_PROBLEM DETAILS_. Retype all the records with nothing changed.

_DATA SHOWN_.
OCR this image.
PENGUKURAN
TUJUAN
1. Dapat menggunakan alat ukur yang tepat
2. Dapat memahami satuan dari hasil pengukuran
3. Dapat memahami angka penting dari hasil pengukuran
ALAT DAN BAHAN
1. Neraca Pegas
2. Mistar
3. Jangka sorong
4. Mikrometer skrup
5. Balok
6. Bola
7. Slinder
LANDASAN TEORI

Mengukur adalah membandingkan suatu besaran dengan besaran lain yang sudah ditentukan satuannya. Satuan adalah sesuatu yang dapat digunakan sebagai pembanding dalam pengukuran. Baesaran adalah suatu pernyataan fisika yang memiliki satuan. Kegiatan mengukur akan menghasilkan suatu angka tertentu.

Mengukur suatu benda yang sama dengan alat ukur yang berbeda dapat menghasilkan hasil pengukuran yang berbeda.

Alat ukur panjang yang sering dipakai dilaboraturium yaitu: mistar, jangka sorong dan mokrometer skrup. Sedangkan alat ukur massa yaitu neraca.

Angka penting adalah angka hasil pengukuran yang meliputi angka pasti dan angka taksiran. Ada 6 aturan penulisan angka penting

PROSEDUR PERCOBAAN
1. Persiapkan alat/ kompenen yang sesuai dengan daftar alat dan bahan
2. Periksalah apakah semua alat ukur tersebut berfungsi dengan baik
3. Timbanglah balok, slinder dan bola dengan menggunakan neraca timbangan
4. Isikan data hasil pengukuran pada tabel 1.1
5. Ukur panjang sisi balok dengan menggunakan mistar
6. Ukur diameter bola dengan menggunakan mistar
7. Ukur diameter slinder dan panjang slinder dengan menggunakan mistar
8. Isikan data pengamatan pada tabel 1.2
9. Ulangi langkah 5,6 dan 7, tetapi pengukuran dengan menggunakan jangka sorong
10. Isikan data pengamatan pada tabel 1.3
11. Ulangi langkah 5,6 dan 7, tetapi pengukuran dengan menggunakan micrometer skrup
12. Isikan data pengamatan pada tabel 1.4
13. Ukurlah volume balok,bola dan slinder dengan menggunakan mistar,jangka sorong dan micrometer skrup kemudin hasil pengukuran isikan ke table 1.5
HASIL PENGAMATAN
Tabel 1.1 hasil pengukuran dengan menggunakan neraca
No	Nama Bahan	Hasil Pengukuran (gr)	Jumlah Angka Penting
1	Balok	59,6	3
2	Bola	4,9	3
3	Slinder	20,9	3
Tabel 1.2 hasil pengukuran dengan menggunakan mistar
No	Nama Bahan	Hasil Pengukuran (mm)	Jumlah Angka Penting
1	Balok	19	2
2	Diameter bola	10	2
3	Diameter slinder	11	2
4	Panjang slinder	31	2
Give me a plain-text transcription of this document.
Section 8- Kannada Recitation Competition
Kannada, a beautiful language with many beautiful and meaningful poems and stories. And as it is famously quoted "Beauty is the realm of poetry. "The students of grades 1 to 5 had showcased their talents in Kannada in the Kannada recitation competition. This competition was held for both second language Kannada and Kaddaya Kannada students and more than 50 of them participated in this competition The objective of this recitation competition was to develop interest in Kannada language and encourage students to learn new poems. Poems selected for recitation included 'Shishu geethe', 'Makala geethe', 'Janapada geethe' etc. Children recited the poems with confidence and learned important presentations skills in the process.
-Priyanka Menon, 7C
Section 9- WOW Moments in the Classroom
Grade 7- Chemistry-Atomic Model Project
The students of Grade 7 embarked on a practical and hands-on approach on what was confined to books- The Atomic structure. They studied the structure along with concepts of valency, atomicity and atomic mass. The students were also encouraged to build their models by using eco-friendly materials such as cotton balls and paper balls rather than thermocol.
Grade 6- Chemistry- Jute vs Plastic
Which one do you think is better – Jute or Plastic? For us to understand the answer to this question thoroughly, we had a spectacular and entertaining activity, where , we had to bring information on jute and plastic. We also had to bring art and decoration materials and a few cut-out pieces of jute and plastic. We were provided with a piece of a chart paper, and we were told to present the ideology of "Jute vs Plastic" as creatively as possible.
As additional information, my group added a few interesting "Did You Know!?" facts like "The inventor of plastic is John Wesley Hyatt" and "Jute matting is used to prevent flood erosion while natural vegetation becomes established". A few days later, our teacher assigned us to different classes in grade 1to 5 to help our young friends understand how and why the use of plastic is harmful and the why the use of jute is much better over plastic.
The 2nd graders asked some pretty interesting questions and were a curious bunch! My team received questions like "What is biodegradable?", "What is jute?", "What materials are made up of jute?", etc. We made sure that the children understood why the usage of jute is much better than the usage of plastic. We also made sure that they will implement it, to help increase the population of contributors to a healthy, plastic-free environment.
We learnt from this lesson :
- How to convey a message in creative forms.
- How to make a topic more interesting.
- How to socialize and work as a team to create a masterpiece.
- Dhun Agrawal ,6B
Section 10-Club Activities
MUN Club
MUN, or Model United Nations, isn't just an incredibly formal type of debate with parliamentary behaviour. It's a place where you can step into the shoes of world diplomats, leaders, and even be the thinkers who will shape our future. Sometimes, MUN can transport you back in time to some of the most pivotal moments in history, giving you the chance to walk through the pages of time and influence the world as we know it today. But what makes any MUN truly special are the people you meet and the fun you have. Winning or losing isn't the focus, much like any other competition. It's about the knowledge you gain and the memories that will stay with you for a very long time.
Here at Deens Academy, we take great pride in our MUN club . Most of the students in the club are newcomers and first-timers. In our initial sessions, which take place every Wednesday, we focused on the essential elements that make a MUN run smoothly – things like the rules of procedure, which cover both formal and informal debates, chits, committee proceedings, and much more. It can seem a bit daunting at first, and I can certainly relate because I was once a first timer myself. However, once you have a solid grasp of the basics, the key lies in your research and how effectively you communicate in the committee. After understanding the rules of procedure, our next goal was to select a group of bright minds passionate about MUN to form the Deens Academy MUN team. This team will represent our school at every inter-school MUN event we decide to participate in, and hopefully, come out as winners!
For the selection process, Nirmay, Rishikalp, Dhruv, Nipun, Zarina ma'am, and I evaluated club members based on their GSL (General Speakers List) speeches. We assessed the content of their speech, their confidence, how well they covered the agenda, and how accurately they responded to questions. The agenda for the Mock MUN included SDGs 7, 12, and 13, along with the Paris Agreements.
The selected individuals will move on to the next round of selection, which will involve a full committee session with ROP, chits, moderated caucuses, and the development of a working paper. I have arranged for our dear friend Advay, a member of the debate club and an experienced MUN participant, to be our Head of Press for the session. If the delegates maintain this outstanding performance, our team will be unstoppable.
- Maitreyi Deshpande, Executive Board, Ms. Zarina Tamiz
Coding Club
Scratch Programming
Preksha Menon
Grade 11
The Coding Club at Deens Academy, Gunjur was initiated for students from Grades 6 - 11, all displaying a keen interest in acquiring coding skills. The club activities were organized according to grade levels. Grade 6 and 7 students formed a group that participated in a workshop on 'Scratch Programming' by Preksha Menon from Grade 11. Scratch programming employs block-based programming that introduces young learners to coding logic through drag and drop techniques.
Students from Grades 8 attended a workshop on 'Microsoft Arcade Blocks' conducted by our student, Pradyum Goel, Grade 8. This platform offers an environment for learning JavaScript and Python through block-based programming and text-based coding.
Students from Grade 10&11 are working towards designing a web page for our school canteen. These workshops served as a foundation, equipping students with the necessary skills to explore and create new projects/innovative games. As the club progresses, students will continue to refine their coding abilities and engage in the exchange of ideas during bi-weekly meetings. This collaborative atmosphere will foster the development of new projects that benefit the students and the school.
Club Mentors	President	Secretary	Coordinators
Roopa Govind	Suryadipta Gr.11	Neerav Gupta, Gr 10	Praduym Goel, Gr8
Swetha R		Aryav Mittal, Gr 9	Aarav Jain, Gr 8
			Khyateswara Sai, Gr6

_THE ANSWER_.
OCR this image.
PENGUKURAN
TUJUAN
1. Dapat menggunakan alat ukur yang tepat
2. Dapat memahami satuan dari hasil pengukuran
3. Dapat memahami angka penting dari hasil pengukuran
ALAT DAN BAHAN
1. Neraca Pegas
2. Mistar
3. Jangka sorong
4. Mikrometer skrup
5. Balok
6. Bola
7. Slinder
LANDASAN TEORI

Mengukur adalah membandingkan suatu besaran dengan besaran lain yang sudah ditentukan satuannya. Satuan adalah sesuatu yang dapat digunakan sebagai pembanding dalam pengukuran. Baesaran adalah suatu pernyataan fisika yang memiliki satuan. Kegiatan mengukur akan menghasilkan suatu angka tertentu.

Mengukur suatu benda yang sama dengan alat ukur yang berbeda dapat menghasilkan hasil pengukuran yang berbeda.

Alat ukur panjang yang sering dipakai dilaboraturium yaitu: mistar, jangka sorong dan mokrometer skrup. Sedangkan alat ukur massa yaitu neraca.

Angka penting adalah angka hasil pengukuran yang meliputi angka pasti dan angka taksiran. Ada 6 aturan penulisan angka penting

PROSEDUR PERCOBAAN
1. Persiapkan alat/ kompenen yang sesuai dengan daftar alat dan bahan
2. Periksalah apakah semua alat ukur tersebut berfungsi dengan baik
3. Timbanglah balok, slinder dan bola dengan menggunakan neraca timbangan
4. Isikan data hasil pengukuran pada tabel 1.1
5. Ukur panjang sisi balok dengan menggunakan mistar
6. Ukur diameter bola dengan menggunakan mistar
7. Ukur diameter slinder dan panjang slinder dengan menggunakan mistar
8. Isikan data pengamatan pada tabel 1.2
9. Ulangi langkah 5,6 dan 7, tetapi pengukuran dengan menggunakan jangka sorong
10. Isikan data pengamatan pada tabel 1.3
11. Ulangi langkah 5,6 dan 7, tetapi pengukuran dengan menggunakan micrometer skrup
12. Isikan data pengamatan pada tabel 1.4
13. Ukurlah volume balok,bola dan slinder dengan menggunakan mistar,jangka sorong dan micrometer skrup kemudin hasil pengukuran isikan ke table 1.5
HASIL PENGAMATAN
Tabel 1.1 hasil pengukuran dengan menggunakan neraca
No	Nama Bahan	Hasil Pengukuran (gr)	Jumlah Angka Penting
1	Balok	59,6	3
2	Bola	4,9	3
3	Slinder	20,9	3
Tabel 1.2 hasil pengukuran dengan menggunakan mistar
No	Nama Bahan	Hasil Pengukuran (mm)	Jumlah Angka Penting
1	Balok	19	2
2	Diameter bola	10	2
3	Diameter slinder	11	2
4	Panjang slinder	31	2
Give me a plain-text transcription of this document.
Section 8- Kannada Recitation Competition
Kannada, a beautiful language with many beautiful and meaningful poems and stories. And as it is famously quoted "Beauty is the realm of poetry. "The students of grades 1 to 5 had showcased their talents in Kannada in the Kannada recitation competition. This competition was held for both second language Kannada and Kaddaya Kannada students and more than 50 of them participated in this competition The objective of this recitation competition was to develop interest in Kannada language and encourage students to learn new poems. Poems selected for recitation included 'Shishu geethe', 'Makala geethe', 'Janapada geethe' etc. Children recited the poems with confidence and learned important presentations skills in the process.
-Priyanka Menon, 7C
Section 9- WOW Moments in the Classroom
Grade 7- Chemistry-Atomic Model Project
The students of Grade 7 embarked on a practical and hands-on approach on what was confined to books- The Atomic structure. They studied the structure along with concepts of valency, atomicity and atomic mass. The students were also encouraged to build their models by using eco-friendly materials such as cotton balls and paper balls rather than thermocol.
Grade 6- Chemistry- Jute vs Plastic
Which one do you think is better – Jute or Plastic? For us to understand the answer to this question thoroughly, we had a spectacular and entertaining activity, where , we had to bring information on jute and plastic. We also had to bring art and decoration materials and a few cut-out pieces of jute and plastic. We were provided with a piece of a chart paper, and we were told to present the ideology of "Jute vs Plastic" as creatively as possible.
As additional information, my group added a few interesting "Did You Know!?" facts like "The inventor of plastic is John Wesley Hyatt" and "Jute matting is used to prevent flood erosion while natural vegetation becomes established". A few days later, our teacher assigned us to different classes in grade 1to 5 to help our young friends understand how and why the use of plastic is harmful and the why the use of jute is much better over plastic.
The 2nd graders asked some pretty interesting questions and were a curious bunch! My team received questions like "What is biodegradable?", "What is jute?", "What materials are made up of jute?", etc. We made sure that the children understood why the usage of jute is much better than the usage of plastic. We also made sure that they will implement it, to help increase the population of contributors to a healthy, plastic-free environment.
We learnt from this lesson :
- How to convey a message in creative forms.
- How to make a topic more interesting.
- How to socialize and work as a team to create a masterpiece.
- Dhun Agrawal ,6B
Section 10-Club Activities
MUN Club
MUN, or Model United Nations, isn't just an incredibly formal type of debate with parliamentary behaviour. It's a place where you can step into the shoes of world diplomats, leaders, and even be the thinkers who will shape our future. Sometimes, MUN can transport you back in time to some of the most pivotal moments in history, giving you the chance to walk through the pages of time and influence the world as we know it today. But what makes any MUN truly special are the people you meet and the fun you have. Winning or losing isn't the focus, much like any other competition. It's about the knowledge you gain and the memories that will stay with you for a very long time.
Here at Deens Academy, we take great pride in our MUN club . Most of the students in the club are newcomers and first-timers. In our initial sessions, which take place every Wednesday, we focused on the essential elements that make a MUN run smoothly – things like the rules of procedure, which cover both formal and informal debates, chits, committee proceedings, and much more. It can seem a bit daunting at first, and I can certainly relate because I was once a first timer myself. However, once you have a solid grasp of the basics, the key lies in your research and how effectively you communicate in the committee. After understanding the rules of procedure, our next goal was to select a group of bright minds passionate about MUN to form the Deens Academy MUN team. This team will represent our school at every inter-school MUN event we decide to participate in, and hopefully, come out as winners!
For the selection process, Nirmay, Rishikalp, Dhruv, Nipun, Zarina ma'am, and I evaluated club members based on their GSL (General Speakers List) speeches. We assessed the content of their speech, their confidence, how well they covered the agenda, and how accurately they responded to questions. The agenda for the Mock MUN included SDGs 7, 12, and 13, along with the Paris Agreements.
The selected individuals will move on to the next round of selection, which will involve a full committee session with ROP, chits, moderated caucuses, and the development of a working paper. I have arranged for our dear friend Advay, a member of the debate club and an experienced MUN participant, to be our Head of Press for the session. If the delegates maintain this outstanding performance, our team will be unstoppable.
- Maitreyi Deshpande, Executive Board, Ms. Zarina Tamiz
Coding Club
Scratch Programming
Preksha Menon
Grade 11
The Coding Club at Deens Academy, Gunjur was initiated for students from Grades 6 - 11, all displaying a keen interest in acquiring coding skills. The club activities were organized according to grade levels. Grade 6 and 7 students formed a group that participated in a workshop on 'Scratch Programming' by Preksha Menon from Grade 11. Scratch programming employs block-based programming that introduces young learners to coding logic through drag and drop techniques.
Students from Grades 8 attended a workshop on 'Microsoft Arcade Blocks' conducted by our student, Pradyum Goel, Grade 8. This platform offers an environment for learning JavaScript and Python through block-based programming and text-based coding.
Students from Grade 10&11 are working towards designing a web page for our school canteen. These workshops served as a foundation, equipping students with the necessary skills to explore and create new projects/innovative games. As the club progresses, students will continue to refine their coding abilities and engage in the exchange of ideas during bi-weekly meetings. This collaborative atmosphere will foster the development of new projects that benefit the students and the school.
Club Mentors	President	Secretary	Coordinators
Roopa Govind	Suryadipta Gr.11	Neerav Gupta, Gr 10	Praduym Goel, Gr8
Swetha R		Aryav Mittal, Gr 9	Aarav Jain, Gr 8
			Khyateswara Sai, Gr6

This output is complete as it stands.